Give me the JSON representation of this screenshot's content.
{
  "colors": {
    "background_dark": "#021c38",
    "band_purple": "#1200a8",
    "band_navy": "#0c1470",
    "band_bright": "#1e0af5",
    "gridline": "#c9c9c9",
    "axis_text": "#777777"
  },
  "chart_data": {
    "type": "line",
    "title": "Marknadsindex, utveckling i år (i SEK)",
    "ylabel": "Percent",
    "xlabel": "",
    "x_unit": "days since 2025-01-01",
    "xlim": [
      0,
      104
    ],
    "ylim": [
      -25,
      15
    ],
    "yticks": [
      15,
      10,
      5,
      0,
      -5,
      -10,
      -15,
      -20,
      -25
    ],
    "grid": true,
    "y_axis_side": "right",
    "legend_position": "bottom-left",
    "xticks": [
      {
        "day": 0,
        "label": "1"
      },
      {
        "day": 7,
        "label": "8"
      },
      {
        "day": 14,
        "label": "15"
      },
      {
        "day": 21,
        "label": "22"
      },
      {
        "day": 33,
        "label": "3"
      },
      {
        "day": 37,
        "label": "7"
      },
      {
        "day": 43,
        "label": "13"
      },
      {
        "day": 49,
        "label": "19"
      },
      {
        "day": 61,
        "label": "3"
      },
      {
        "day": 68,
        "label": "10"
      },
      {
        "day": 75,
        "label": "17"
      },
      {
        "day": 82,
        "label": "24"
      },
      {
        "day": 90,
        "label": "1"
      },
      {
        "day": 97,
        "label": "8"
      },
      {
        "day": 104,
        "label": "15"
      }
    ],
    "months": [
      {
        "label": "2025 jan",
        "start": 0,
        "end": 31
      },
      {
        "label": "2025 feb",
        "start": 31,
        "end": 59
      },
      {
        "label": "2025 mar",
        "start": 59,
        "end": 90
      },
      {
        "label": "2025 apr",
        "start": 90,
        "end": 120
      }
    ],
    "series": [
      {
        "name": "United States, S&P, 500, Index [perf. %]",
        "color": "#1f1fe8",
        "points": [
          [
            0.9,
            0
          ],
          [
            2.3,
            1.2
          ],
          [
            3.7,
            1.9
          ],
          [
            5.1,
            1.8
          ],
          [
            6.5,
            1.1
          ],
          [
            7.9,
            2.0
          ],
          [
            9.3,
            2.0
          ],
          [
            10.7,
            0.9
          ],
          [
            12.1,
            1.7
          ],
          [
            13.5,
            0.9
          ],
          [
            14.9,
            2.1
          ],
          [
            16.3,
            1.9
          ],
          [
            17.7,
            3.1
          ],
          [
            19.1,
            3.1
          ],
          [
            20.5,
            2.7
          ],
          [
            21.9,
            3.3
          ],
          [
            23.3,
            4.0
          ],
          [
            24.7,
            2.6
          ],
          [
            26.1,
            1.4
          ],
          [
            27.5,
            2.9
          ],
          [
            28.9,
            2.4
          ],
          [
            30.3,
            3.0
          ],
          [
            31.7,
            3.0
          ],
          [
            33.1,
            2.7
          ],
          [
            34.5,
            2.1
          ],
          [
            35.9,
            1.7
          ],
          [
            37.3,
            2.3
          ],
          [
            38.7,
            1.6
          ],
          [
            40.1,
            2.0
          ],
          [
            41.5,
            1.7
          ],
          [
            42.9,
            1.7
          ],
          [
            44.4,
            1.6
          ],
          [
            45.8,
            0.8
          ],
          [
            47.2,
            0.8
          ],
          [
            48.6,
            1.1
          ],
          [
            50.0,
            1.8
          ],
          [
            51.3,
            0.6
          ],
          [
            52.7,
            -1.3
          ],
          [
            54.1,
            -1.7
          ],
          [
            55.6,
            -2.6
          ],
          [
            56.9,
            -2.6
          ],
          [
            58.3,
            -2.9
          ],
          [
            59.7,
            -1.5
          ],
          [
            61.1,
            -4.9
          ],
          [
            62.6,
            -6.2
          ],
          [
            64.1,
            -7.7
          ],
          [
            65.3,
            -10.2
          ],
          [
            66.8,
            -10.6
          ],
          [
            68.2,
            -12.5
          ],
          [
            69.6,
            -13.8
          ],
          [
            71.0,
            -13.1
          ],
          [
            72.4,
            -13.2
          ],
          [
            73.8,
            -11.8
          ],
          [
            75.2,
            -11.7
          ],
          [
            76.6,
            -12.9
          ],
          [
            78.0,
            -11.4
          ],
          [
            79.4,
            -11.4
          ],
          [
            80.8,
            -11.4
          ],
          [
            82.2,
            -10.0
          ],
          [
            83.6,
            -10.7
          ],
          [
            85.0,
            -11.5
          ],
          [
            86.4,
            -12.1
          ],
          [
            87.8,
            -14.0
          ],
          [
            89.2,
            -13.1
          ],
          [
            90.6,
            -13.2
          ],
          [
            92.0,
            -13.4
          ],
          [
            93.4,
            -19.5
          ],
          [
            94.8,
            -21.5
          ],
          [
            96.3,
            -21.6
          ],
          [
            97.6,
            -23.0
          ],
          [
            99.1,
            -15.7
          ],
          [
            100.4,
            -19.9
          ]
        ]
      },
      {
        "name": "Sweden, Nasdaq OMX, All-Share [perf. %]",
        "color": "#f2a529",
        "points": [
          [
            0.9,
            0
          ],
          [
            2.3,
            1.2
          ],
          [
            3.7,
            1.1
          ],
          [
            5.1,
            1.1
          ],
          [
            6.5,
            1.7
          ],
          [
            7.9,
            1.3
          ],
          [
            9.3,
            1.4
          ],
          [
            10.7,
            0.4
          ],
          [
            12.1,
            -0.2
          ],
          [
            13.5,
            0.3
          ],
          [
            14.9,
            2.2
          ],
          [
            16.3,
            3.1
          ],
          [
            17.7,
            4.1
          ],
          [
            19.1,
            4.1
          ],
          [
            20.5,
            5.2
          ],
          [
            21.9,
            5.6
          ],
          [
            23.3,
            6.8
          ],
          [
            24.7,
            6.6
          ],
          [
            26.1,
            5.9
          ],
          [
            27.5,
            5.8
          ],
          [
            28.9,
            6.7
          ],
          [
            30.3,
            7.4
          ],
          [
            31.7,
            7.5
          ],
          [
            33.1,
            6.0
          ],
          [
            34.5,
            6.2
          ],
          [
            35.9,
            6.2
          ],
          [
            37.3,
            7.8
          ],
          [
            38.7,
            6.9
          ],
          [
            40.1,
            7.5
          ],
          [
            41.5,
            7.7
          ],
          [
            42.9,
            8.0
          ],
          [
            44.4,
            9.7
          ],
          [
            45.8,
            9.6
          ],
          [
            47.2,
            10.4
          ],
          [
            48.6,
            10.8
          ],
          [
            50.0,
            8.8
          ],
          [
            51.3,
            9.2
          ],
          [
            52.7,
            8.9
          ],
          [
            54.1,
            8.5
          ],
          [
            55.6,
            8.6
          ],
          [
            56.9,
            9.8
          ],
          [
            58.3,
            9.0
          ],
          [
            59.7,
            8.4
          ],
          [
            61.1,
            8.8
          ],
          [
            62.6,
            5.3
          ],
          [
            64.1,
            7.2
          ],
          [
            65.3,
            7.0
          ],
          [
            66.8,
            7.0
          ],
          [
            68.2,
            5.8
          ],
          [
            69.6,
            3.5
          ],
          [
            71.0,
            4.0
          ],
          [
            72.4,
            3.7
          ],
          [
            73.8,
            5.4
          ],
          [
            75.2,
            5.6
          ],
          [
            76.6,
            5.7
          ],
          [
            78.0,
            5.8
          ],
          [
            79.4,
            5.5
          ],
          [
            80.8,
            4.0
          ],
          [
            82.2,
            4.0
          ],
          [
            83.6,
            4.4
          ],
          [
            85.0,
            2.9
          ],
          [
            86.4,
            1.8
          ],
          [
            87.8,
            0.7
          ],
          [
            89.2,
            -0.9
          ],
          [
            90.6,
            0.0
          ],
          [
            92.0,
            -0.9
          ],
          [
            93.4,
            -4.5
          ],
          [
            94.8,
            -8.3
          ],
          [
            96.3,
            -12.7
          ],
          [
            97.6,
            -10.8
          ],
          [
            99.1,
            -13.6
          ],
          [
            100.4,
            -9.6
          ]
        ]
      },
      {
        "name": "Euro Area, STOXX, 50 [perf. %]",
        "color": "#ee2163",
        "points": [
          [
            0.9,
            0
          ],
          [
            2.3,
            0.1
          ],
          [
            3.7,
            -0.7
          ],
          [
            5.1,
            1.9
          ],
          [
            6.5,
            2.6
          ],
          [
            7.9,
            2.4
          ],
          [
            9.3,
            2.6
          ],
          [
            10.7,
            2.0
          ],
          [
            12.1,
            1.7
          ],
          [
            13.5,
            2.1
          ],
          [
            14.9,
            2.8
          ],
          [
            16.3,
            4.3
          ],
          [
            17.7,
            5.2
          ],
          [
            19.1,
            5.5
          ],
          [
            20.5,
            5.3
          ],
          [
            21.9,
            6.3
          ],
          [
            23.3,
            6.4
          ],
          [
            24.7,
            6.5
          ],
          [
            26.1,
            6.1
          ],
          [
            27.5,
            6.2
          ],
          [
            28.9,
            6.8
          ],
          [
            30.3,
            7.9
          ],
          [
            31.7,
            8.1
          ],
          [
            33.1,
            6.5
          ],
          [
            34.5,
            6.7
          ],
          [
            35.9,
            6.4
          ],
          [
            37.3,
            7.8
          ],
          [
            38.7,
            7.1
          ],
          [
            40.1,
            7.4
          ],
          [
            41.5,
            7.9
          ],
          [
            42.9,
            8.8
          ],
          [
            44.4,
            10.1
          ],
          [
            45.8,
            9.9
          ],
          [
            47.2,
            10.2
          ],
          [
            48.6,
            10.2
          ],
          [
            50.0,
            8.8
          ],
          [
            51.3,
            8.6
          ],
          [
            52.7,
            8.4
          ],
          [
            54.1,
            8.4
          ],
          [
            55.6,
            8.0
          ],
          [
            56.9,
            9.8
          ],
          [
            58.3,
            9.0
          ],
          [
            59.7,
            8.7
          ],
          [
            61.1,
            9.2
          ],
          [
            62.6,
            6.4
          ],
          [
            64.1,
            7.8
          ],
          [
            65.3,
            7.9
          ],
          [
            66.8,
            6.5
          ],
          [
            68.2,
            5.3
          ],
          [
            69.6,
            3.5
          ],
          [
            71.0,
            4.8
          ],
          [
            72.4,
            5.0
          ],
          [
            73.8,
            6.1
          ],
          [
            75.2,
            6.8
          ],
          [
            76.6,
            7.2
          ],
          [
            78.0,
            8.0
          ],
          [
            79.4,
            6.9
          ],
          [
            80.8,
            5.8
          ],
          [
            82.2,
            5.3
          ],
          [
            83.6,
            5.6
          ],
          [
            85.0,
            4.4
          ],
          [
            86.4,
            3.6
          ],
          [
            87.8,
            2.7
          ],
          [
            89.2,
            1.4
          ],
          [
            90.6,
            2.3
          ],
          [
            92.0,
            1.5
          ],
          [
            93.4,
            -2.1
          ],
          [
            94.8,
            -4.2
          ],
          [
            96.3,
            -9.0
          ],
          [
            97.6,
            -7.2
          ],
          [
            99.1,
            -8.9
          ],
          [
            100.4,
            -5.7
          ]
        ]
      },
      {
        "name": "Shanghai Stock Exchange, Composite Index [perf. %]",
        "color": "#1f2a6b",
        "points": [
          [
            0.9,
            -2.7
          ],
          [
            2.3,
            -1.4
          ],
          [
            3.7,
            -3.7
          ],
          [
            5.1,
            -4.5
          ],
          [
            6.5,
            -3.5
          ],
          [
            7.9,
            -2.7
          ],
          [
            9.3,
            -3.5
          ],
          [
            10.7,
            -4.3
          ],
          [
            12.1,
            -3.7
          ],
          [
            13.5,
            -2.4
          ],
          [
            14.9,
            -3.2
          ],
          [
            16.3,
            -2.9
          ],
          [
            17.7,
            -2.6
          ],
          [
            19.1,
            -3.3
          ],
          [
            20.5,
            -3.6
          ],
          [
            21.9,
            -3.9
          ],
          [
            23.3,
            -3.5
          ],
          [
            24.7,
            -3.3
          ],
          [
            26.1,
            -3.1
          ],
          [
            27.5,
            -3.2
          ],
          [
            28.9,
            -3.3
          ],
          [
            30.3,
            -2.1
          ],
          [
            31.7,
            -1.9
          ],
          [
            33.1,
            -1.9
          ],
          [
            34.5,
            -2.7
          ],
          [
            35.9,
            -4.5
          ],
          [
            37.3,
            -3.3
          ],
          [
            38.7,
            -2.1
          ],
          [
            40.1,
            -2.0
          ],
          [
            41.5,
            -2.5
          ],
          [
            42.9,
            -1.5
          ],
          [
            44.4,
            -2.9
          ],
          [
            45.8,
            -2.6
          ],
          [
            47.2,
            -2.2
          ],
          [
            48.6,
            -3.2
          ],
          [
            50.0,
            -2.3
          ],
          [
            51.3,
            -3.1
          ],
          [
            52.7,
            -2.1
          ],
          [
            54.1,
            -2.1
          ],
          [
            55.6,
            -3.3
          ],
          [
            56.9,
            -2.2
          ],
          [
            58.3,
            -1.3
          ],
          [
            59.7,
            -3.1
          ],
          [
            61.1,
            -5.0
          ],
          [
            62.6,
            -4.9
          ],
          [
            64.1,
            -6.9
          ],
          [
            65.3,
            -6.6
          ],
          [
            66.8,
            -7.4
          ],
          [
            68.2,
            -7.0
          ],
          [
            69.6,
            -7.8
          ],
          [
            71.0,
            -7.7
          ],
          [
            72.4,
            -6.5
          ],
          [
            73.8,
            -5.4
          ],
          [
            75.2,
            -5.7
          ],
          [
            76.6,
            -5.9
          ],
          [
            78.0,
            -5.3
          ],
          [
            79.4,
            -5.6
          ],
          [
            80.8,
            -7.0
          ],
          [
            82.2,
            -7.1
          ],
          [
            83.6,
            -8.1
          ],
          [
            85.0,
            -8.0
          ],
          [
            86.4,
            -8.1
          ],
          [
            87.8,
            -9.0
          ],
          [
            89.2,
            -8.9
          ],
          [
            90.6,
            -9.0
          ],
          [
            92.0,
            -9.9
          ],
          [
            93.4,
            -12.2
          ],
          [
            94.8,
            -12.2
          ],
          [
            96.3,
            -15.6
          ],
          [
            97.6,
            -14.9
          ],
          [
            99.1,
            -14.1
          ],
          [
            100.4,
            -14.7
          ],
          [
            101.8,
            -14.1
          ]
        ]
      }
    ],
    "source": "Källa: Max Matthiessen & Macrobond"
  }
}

### YOUR INSTRUCTIONS
Within the data above, pick out all lines holding the word "perf".

### COMPLETED TASK
        "name": "United States, S&P, 500, Index [perf. %]",
        "name": "Sweden, Nasdaq OMX, All-Share [perf. %]",
        "name": "Euro Area, STOXX, 50 [perf. %]",
        "name": "Shanghai Stock Exchange, Composite Index [perf. %]",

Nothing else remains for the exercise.